TASK DIRECTIONS: Copy the data below verbatim, from its first line through the line that contains "toggle-knob [415,84,443,112]".

[start of SOURCE MATERIAL]

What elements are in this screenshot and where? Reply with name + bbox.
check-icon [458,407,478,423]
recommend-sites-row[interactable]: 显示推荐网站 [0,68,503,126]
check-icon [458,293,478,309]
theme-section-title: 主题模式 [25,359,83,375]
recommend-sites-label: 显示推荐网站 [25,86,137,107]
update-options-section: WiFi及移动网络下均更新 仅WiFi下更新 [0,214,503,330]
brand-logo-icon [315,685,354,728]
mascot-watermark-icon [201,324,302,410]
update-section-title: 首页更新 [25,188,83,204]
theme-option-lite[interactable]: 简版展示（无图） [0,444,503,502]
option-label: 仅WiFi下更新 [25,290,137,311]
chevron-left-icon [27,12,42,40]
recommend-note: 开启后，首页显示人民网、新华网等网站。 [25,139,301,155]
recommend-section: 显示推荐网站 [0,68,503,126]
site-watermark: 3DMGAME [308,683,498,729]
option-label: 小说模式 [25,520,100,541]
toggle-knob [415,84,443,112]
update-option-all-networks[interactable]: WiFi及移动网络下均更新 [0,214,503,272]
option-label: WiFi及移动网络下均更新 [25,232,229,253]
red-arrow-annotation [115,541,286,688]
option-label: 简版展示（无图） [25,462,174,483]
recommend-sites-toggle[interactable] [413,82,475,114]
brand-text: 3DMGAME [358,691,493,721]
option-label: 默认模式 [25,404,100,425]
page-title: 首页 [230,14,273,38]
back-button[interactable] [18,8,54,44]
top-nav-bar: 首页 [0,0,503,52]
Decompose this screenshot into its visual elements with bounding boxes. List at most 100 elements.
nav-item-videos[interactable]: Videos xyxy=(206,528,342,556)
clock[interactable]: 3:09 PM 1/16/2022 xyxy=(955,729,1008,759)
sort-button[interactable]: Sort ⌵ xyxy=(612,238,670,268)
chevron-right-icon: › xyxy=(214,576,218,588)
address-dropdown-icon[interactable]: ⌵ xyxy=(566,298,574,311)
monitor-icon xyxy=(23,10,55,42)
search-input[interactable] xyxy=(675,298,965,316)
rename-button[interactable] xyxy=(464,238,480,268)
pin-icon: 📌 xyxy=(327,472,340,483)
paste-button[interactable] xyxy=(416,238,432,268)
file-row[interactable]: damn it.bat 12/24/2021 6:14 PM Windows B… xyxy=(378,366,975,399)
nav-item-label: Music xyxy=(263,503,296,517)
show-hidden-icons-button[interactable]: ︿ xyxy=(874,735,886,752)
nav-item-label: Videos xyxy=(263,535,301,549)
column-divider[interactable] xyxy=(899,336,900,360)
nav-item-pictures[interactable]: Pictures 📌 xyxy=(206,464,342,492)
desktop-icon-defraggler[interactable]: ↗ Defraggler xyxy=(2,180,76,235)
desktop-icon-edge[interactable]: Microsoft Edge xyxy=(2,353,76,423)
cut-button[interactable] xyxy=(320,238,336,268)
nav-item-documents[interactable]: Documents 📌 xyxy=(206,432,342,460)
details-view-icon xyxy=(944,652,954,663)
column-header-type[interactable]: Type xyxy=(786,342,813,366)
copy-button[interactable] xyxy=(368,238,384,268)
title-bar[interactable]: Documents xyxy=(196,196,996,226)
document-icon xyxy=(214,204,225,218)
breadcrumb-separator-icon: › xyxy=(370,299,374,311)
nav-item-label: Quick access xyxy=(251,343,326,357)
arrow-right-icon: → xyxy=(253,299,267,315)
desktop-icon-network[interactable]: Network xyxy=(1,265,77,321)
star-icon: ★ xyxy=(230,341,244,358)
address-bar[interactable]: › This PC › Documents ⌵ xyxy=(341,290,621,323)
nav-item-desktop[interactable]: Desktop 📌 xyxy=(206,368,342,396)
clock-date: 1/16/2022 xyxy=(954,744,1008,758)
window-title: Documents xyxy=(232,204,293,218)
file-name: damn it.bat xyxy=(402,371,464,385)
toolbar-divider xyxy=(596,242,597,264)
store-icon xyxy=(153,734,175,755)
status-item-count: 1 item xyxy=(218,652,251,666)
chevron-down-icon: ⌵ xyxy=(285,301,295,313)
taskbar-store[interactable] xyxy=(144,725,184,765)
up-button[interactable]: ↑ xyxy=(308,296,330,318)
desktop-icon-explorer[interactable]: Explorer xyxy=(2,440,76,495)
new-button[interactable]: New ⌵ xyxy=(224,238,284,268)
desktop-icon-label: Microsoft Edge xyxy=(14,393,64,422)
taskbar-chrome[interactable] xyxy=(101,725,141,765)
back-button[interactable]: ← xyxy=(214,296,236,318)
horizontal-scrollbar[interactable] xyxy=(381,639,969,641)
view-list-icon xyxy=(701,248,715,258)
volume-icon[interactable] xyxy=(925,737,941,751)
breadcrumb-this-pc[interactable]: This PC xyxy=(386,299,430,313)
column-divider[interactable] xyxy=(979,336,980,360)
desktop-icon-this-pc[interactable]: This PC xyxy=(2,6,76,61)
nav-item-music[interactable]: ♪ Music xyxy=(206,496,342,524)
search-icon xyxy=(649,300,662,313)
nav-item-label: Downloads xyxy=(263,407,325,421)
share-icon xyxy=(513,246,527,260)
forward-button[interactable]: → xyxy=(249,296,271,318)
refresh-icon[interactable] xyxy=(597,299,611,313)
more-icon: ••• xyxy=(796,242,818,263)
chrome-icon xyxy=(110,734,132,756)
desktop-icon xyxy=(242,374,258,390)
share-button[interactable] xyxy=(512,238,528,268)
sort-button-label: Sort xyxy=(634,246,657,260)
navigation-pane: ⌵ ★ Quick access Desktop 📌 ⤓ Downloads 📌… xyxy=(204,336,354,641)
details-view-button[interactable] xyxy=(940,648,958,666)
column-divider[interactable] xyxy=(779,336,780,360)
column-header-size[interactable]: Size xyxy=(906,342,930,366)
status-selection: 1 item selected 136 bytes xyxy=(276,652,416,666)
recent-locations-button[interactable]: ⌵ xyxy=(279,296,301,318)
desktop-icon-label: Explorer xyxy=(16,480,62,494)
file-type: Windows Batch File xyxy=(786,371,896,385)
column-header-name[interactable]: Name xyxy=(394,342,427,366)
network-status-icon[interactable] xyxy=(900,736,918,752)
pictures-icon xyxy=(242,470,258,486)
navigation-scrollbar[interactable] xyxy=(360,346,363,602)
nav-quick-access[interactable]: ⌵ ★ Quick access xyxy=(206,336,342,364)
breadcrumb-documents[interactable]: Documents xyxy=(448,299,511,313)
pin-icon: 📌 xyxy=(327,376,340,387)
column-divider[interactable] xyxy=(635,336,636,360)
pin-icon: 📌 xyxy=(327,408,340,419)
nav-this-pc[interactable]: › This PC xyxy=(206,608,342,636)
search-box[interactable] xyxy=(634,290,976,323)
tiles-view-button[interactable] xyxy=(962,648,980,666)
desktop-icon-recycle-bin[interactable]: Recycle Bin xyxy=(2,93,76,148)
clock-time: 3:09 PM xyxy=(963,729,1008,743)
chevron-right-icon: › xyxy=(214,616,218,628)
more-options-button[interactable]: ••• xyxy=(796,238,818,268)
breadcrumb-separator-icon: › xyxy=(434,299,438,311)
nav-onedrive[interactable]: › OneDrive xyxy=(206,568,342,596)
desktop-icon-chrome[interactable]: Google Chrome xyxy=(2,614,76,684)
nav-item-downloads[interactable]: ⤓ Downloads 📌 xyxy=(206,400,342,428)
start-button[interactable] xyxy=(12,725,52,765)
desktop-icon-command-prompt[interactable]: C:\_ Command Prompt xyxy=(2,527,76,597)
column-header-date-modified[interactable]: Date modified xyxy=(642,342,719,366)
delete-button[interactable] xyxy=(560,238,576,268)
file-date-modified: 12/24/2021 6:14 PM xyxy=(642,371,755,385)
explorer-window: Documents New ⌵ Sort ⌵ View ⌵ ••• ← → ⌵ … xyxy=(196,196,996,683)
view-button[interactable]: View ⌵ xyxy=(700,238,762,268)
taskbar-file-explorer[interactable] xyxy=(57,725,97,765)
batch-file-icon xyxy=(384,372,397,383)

[end of SOURCE MATERIAL]

CORRECT ANSWER:
What elements are in this screenshot and where? Reply with name + bbox.
check-icon [458,407,478,423]
recommend-sites-row[interactable]: 显示推荐网站 [0,68,503,126]
check-icon [458,293,478,309]
theme-section-title: 主题模式 [25,359,83,375]
recommend-sites-label: 显示推荐网站 [25,86,137,107]
update-options-section: WiFi及移动网络下均更新 仅WiFi下更新 [0,214,503,330]
brand-logo-icon [315,685,354,728]
mascot-watermark-icon [201,324,302,410]
update-section-title: 首页更新 [25,188,83,204]
theme-option-lite[interactable]: 简版展示（无图） [0,444,503,502]
option-label: 仅WiFi下更新 [25,290,137,311]
chevron-left-icon [27,12,42,40]
recommend-note: 开启后，首页显示人民网、新华网等网站。 [25,139,301,155]
recommend-section: 显示推荐网站 [0,68,503,126]
site-watermark: 3DMGAME [308,683,498,729]
option-label: 小说模式 [25,520,100,541]
toggle-knob [415,84,443,112]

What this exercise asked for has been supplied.